** 抜粋本文 **
*-*-*

説明

動画像処理装置およびカメラシステム

【課題】動画像の処理中に静止画像を生成する機能を有する動画像処理装置において、静止画像の生成に関する処理負荷を抑制する。
【解決手段】動画像処理装置では、Iピクチャ202を含む複数のフレームを生成中において、シャッター押下による撮影指示があると、撮影指示の直前のIピクチャ202の符号量とQP値とに基づいて静止画の圧縮符号化のための圧縮パラメータを決定する(S205:「符号量見積り」)。そして動画像処理装置は、決定した圧縮パラメータに基づいて静止画の圧縮符号化を行う(S206:「静止画圧縮」)

【発明の詳細な説明】
【技術分野】
【0001】
本発明は、動画像の処理中に静止画像を生成する技術に関する。
【背景技術】
【0002】
従来から、画像を撮影してメモリカードなどの記録媒体に記録するビデオカメラが知られている。係るビデオカメラにおいては、近年、撮像素子の多画素化が進み、動画に加えて高精細な静止画を撮影することが可能となっている。
【0003】
特許文献1では、MPEG方式を用いて動画を符号化して記録するビデオカメラにおいて、動画の記録中にシャッターボタンの押下があると、押下時のフレーム画像を強制的にI(Intra-coded)ピクチャとして作成し、作成したIピクチャを静止画像として記録する。
【0004】
P(Predicted)ピクチャやB(Bi-directional Predicted)ピクチャではなくIピクチャとすることで、Iピクチャ単独でそのフレームの画像信号のみから静止画像を作成でき、作成した静止画像の画質についても最低レベルは保証できるとしている。
【先行技術文献】
【特許文献】
【0005】
【特許文献1】特開平7−284058号公報
【特許文献2】特開2009−260943号公報
【発明の概要】
【発明が解決しようとする課題】
【0006】
しかしながら、特許文献1では、シャッターボタンの押下時に、強制的にIピクチャの挿入というイレギュラーな処理を行う。このため動画の画質を劣化させることがある。
また、動画の撮影中に静止画像を生成するに際しては、動画に関する処理に悪影響を及ぼさないためにも、静止画像に関する処理負荷はなるたけ軽くすることが望ましい。
【0007】
本発明は、このような背景の元になされたものであって、動画像の処理中に静止画像を生成する機能を有する動画像処理装置であって、静止画像の生成に関する処理負荷を抑制できる動画像処理装置を提供することを目的とする。

*-*-*

** 提供データ **
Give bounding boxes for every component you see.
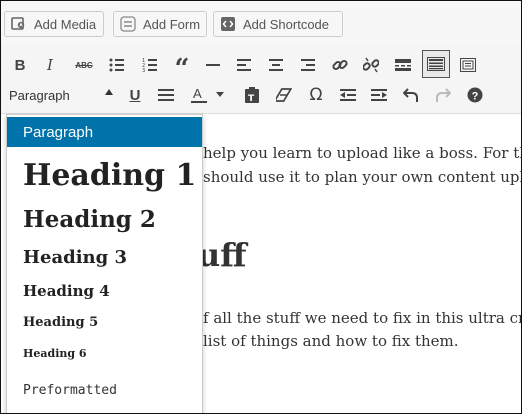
numbered-list-icon[interactable]: 123 xyxy=(137,52,163,78)
align-right-icon[interactable] xyxy=(295,52,321,78)
svg-text:?: ? xyxy=(472,91,479,103)
media-buttons-bar: Add Media Add Form Add Shortcode xyxy=(1,1,521,45)
form-icon xyxy=(120,16,136,32)
add-media-button[interactable]: Add Media xyxy=(4,11,104,37)
justify-icon[interactable] xyxy=(153,82,179,108)
undo-icon[interactable] xyxy=(398,82,424,108)
format-option-paragraph[interactable]: Paragraph xyxy=(7,117,202,147)
toolbar-toggle-icon[interactable] xyxy=(422,50,450,78)
underline-icon[interactable]: U xyxy=(122,82,148,108)
italic-icon[interactable]: I xyxy=(37,52,63,78)
editor-text-line-3: f all the stuff we need to fix in this u… xyxy=(203,309,522,327)
distraction-free-icon[interactable] xyxy=(455,52,481,78)
outdent-icon[interactable] xyxy=(335,82,361,108)
special-character-icon[interactable]: Ω xyxy=(303,82,329,108)
editor-text-line-1: help you learn to upload like a boss. Fo… xyxy=(203,144,522,162)
format-option-heading-4[interactable]: Heading 4 xyxy=(7,278,202,304)
format-select-value: Paragraph xyxy=(9,87,70,103)
clear-formatting-icon[interactable] xyxy=(271,82,297,108)
text-color-caret-icon[interactable] xyxy=(212,82,228,108)
bold-icon[interactable]: B xyxy=(7,52,33,78)
horizontal-line-icon[interactable] xyxy=(200,52,226,78)
shortcode-icon xyxy=(220,16,236,32)
align-center-icon[interactable] xyxy=(263,52,289,78)
format-option-heading-3[interactable]: Heading 3 xyxy=(7,242,202,272)
add-shortcode-label: Add Shortcode xyxy=(243,16,330,32)
svg-text:T: T xyxy=(248,94,255,103)
format-select[interactable]: Paragraph xyxy=(9,83,119,107)
editor-text-line-2: should use it to plan your own content u… xyxy=(203,168,522,186)
format-option-heading-2[interactable]: Heading 2 xyxy=(7,201,202,237)
editor-text-line-4: list of things and how to fix them. xyxy=(203,332,459,350)
strikethrough-icon[interactable]: ABC xyxy=(71,52,97,78)
format-option-heading-6[interactable]: Heading 6 xyxy=(7,342,202,364)
add-shortcode-button[interactable]: Add Shortcode xyxy=(213,11,343,37)
bullet-list-icon[interactable] xyxy=(104,52,130,78)
add-media-label: Add Media xyxy=(34,16,97,32)
help-icon[interactable]: ? xyxy=(462,82,488,108)
editor-heading: uff xyxy=(197,236,247,274)
align-left-icon[interactable] xyxy=(231,52,257,78)
add-form-label: Add Form xyxy=(143,16,201,32)
svg-text:A: A xyxy=(193,86,202,101)
svg-text:3: 3 xyxy=(142,68,145,72)
text-color-icon[interactable]: A xyxy=(186,82,212,108)
format-option-preformatted[interactable]: Preformatted xyxy=(7,377,202,403)
unlink-icon[interactable] xyxy=(358,52,384,78)
read-more-icon[interactable] xyxy=(390,52,416,78)
format-option-heading-1[interactable]: Heading 1 xyxy=(7,153,202,197)
add-media-icon xyxy=(11,16,27,32)
caret-up-icon xyxy=(105,89,113,95)
format-dropdown-menu: Paragraph Heading 1 Heading 2 Heading 3 … xyxy=(6,114,203,413)
editor-frame: Add Media Add Form Add Shortcode B I ABC… xyxy=(0,0,522,414)
redo-icon[interactable] xyxy=(430,82,456,108)
link-icon[interactable] xyxy=(327,52,353,78)
blockquote-icon[interactable]: “ xyxy=(169,52,195,82)
paste-as-text-icon[interactable]: T xyxy=(239,82,265,108)
editor-toolbar: B I ABC 123 “ Paragraph U A T Ω ? xyxy=(1,45,521,114)
indent-icon[interactable] xyxy=(366,82,392,108)
format-option-heading-5[interactable]: Heading 5 xyxy=(7,310,202,334)
add-form-button[interactable]: Add Form xyxy=(113,11,207,37)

*-*-*

** 依頼内容 1 **
動画像処理装置の文書によると、特許文献1のビデオカメラは、動画の記録中にシャッターボタンが押下されたとき、押下時のフレーム画像を何として作成するか。
** 依頼内容 2 **
動画像処理装置の文書を、末尾の段落の後から書き継いでください。

** 回答 1 **
強制的にI(Intra-coded)ピクチャとして作成し、それを静止画像として記録する。

** 回答 2 **
【課題を解決するための手段】
【0008】
本発明に係る動画像処理装置は、動画像の生成中に静止画像を生成する機能を有する動画像処理装置であって、被写体像を撮像した映像信号を入力する入力部と、映像信号に対して、選定した符号化パラメータを用いて動画像の圧縮符号化を行うことにより、複数のフレームから構成される動画像を生成する圧縮処理部と、前記圧縮処理部による動画像の生成中に、静止画像の撮影指示を受け付ける受付部とを備え、前記圧縮処理部は、前記受付部が前記撮影指示を受け付けると、映像信号に対して、当該撮影指示の前後に生成された1フレームの生成時に選定した符号化パラメータに従って静止画像の圧縮符号化を行うことを特徴としている。
【発明の効果】
【0009】
本発明に係る動画像処理装置によれば、圧縮処理部は前記受付部が前記撮影指示を受け付けると、映像信号に対して、当該撮影指示の前後に生成された1フレームの生成時に選定した符号化パラメータに従って静止画像の圧縮符号化を行う。このため、動画像の圧縮符号化において既に選定した符号化パラメータを、静止画像の圧縮符号化において流用することができ、静止画像の圧縮符号化の処理負荷を抑制することに貢献する。
【図面の簡単な説明】
【0010】
【図1】実施の形態1におけるカメラシステムの構成図
【図2】動画の撮像中に静止画の撮像を行う場合の処理の流れを示す図
【図3】符号量見積りの流れを示すイメージ図
【図4】実施の形態2におけるカメラシステムの構成図
【図5】動画の撮像中に静止画の撮像を行う場合の処理の流れを示す図
【図6】Iピクチャの決定処理の詳細を示すフロチャートその1
【図7】Iピクチャの決定処理の詳細を示すフロチャートその2
【図8】Iピクチャの決定処理の詳細を示すフロチャートその3
【図9】Iピクチャの決定処理の詳細を示すフロチャートその4
【発明を実施するための形態】
【0011】
以下、本発明を実施するための形態について、図面を参照しながら説明する。
(実施の形態1)
図1は、実施の形態1におけるカメラシステム100の構成図である。
【0012】
カメラシステム100は、撮像装置101と、撮像制御装置102と、動画像処理装置103と、記憶装置104と、表示装置105とを備えている。カメラシステム100は、例えば、ネットワークカメラ、車載カメラ、デジタルビデオカメラ、デジタルスチルカメラなどのハードウェアとして実現される。
【0013】
撮像装置101は、レンズや光電変換素子により構成されており、被写体を光電変換して電気信号を出力する。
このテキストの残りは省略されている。